Transcribe nothing but the lines from the one with "What data populates" to the end of the entries, both included, keeping each exact and leaving every picture out.
★ ★ ★
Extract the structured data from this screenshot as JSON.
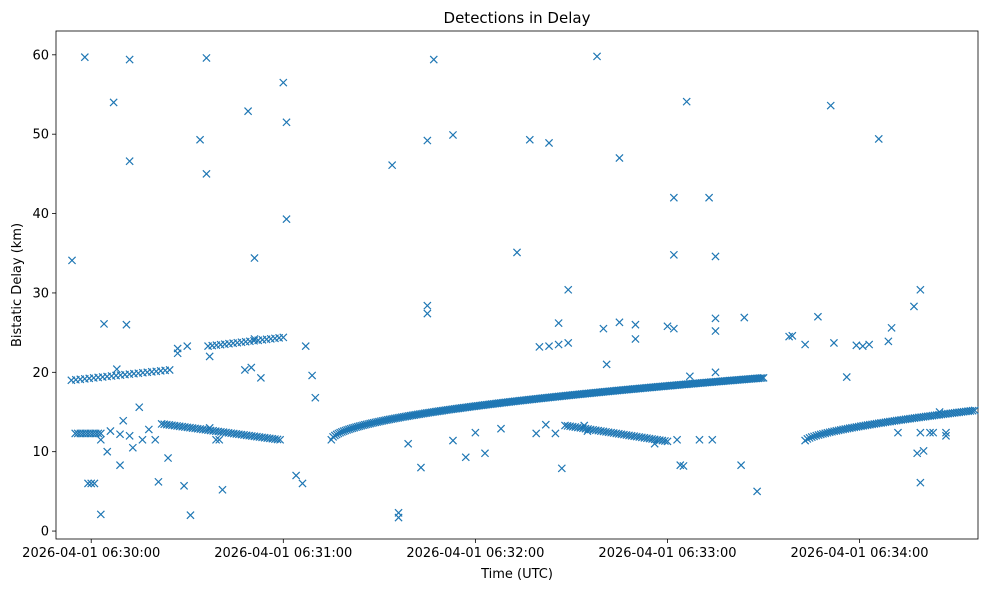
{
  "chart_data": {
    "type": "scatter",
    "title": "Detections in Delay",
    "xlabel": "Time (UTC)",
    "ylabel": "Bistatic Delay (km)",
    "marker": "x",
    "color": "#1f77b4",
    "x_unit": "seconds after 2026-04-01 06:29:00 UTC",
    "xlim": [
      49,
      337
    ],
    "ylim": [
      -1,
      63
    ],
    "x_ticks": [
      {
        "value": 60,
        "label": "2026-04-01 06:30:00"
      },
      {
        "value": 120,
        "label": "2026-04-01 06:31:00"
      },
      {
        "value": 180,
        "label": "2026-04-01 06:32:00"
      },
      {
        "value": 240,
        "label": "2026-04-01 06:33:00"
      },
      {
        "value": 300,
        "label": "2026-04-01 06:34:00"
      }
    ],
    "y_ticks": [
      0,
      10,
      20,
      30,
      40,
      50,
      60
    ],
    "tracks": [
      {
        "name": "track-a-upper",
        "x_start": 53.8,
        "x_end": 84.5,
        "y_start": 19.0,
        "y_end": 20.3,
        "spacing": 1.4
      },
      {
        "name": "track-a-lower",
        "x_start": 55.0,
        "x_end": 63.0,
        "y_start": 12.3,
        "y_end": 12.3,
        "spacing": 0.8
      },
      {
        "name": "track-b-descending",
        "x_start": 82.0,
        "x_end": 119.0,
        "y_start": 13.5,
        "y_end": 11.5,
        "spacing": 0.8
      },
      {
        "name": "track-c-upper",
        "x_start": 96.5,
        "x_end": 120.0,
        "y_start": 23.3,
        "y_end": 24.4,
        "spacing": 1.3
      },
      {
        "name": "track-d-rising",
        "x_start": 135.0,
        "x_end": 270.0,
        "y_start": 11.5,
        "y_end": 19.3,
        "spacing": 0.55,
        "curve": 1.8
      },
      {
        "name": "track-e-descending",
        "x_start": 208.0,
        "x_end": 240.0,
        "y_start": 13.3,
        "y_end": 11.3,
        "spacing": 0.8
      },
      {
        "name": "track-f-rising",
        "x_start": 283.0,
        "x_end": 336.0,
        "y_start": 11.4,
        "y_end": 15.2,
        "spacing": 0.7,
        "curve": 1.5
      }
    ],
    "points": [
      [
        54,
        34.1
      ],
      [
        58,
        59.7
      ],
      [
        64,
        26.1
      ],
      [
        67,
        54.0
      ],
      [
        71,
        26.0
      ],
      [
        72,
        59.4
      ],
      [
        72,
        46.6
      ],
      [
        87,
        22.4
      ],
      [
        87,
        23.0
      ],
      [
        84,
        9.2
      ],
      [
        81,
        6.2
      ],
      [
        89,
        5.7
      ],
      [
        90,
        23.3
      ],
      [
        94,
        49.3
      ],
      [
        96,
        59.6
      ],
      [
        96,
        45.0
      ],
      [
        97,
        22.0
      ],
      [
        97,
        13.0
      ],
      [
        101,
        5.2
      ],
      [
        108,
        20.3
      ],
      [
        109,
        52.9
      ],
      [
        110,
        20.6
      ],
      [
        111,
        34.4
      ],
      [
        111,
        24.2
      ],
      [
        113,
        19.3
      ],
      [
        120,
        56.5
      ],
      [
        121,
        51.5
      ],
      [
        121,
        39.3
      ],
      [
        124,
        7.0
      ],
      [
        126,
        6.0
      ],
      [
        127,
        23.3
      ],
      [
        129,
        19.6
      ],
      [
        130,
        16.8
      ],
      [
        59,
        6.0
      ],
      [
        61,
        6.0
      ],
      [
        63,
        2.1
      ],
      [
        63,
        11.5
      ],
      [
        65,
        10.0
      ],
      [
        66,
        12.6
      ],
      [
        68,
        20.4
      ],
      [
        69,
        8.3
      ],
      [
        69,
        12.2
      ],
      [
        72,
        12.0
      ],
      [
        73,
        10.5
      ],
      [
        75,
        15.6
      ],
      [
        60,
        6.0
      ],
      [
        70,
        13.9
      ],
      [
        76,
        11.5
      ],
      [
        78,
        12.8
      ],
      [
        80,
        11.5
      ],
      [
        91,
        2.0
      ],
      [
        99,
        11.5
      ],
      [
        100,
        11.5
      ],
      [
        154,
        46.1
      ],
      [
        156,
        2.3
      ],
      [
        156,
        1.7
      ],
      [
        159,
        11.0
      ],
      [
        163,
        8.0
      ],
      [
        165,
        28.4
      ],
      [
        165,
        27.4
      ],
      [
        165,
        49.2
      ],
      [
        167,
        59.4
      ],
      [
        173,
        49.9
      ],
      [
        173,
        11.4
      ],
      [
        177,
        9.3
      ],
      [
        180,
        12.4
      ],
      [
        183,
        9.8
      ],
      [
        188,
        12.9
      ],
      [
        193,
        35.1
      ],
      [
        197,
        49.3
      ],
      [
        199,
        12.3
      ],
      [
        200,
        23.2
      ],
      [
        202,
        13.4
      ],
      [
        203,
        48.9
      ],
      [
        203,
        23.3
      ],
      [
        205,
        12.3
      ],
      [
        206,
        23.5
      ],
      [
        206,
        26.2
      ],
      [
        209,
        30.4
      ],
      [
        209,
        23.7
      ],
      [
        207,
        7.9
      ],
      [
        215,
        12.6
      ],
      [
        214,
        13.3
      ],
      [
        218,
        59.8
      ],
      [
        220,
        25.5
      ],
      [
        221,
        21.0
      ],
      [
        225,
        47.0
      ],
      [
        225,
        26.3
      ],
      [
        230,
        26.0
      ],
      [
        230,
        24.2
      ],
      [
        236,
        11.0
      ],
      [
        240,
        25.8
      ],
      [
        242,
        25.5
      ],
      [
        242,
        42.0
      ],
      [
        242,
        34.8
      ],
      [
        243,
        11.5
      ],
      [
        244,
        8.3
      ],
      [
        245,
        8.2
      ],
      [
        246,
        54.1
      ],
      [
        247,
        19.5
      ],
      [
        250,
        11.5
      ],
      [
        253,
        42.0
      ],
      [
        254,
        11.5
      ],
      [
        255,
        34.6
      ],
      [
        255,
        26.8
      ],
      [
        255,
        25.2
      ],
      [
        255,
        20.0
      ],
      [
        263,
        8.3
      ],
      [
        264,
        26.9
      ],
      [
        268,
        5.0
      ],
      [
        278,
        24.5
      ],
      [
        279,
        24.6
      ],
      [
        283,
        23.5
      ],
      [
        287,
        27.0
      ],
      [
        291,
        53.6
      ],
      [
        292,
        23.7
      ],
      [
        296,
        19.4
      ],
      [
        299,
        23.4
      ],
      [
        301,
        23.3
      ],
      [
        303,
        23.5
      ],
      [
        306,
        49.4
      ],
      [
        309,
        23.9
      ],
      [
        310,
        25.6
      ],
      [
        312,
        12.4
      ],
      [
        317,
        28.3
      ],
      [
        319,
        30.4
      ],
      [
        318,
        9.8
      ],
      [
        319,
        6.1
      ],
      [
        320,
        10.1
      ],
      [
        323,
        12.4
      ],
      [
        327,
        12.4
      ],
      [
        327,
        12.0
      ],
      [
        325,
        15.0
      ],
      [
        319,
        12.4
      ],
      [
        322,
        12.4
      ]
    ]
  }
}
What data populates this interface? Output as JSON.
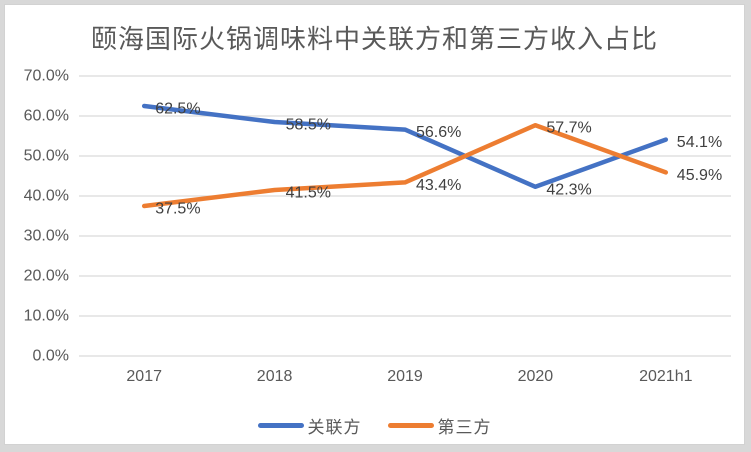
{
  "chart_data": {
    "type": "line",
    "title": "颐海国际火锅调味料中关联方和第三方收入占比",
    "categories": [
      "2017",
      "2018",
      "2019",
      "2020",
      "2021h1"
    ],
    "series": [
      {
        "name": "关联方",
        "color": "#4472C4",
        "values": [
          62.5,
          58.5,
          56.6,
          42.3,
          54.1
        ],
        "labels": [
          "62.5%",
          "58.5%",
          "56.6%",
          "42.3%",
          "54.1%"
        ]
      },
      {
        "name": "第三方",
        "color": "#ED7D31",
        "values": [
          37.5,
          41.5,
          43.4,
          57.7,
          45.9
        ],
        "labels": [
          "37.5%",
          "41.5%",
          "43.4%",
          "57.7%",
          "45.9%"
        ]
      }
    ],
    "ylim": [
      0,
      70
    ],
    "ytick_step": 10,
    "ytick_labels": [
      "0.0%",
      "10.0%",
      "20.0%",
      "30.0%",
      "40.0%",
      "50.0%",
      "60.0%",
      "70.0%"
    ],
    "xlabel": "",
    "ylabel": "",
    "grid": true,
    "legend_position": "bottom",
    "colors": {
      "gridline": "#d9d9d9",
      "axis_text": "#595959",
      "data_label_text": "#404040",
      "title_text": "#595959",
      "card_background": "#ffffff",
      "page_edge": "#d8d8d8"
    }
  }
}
★ ★ ★
-- FINAL RESULT --
What data populates this interface? Output as JSON.
{
  "chart_data": {
    "type": "line",
    "title": "颐海国际火锅调味料中关联方和第三方收入占比",
    "categories": [
      "2017",
      "2018",
      "2019",
      "2020",
      "2021h1"
    ],
    "series": [
      {
        "name": "关联方",
        "color": "#4472C4",
        "values": [
          62.5,
          58.5,
          56.6,
          42.3,
          54.1
        ],
        "labels": [
          "62.5%",
          "58.5%",
          "56.6%",
          "42.3%",
          "54.1%"
        ]
      },
      {
        "name": "第三方",
        "color": "#ED7D31",
        "values": [
          37.5,
          41.5,
          43.4,
          57.7,
          45.9
        ],
        "labels": [
          "37.5%",
          "41.5%",
          "43.4%",
          "57.7%",
          "45.9%"
        ]
      }
    ],
    "ylim": [
      0,
      70
    ],
    "ytick_step": 10,
    "ytick_labels": [
      "0.0%",
      "10.0%",
      "20.0%",
      "30.0%",
      "40.0%",
      "50.0%",
      "60.0%",
      "70.0%"
    ],
    "xlabel": "",
    "ylabel": "",
    "grid": true,
    "legend_position": "bottom",
    "colors": {
      "gridline": "#d9d9d9",
      "axis_text": "#595959",
      "data_label_text": "#404040",
      "title_text": "#595959",
      "card_background": "#ffffff",
      "page_edge": "#d8d8d8"
    }
  }
}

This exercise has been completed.